Dataset items
++++++++++++++++++++

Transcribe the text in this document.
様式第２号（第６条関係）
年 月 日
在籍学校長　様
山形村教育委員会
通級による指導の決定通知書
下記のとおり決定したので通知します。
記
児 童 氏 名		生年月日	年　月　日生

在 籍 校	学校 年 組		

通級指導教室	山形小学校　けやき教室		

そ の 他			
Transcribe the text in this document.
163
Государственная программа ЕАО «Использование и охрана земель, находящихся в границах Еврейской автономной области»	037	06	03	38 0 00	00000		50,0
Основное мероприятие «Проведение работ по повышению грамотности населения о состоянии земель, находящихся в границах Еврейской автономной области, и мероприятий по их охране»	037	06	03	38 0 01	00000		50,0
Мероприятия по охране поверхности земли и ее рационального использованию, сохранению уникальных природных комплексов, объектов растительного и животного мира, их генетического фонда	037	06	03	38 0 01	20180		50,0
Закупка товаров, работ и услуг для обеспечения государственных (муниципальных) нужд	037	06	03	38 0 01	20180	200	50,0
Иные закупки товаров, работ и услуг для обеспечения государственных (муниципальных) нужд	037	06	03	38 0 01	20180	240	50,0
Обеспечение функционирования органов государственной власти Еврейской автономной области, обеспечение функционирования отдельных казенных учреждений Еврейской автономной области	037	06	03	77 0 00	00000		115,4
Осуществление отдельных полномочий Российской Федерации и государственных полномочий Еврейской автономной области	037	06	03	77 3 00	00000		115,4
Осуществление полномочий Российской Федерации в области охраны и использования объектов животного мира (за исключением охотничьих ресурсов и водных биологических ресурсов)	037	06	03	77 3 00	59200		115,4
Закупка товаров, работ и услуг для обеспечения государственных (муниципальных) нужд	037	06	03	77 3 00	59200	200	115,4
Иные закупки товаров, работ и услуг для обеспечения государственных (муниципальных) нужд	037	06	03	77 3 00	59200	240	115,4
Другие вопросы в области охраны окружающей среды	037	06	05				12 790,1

++++++++++++++++++++

» **Task requirements**
Which lines in the data above contain "обеспечения"? Show each one.

» **Reply to the task**
Закупка товаров, работ и услуг для обеспечения государственных (муниципальных) нужд	037	06	03	38 0 01	20180	200	50,0
Иные закупки товаров, работ и услуг для обеспечения государственных (муниципальных) нужд	037	06	03	38 0 01	20180	240	50,0
Закупка товаров, работ и услуг для обеспечения государственных (муниципальных) нужд	037	06	03	77 3 00	59200	200	115,4
Иные закупки товаров, работ и услуг для обеспечения государственных (муниципальных) нужд	037	06	03	77 3 00	59200	240	115,4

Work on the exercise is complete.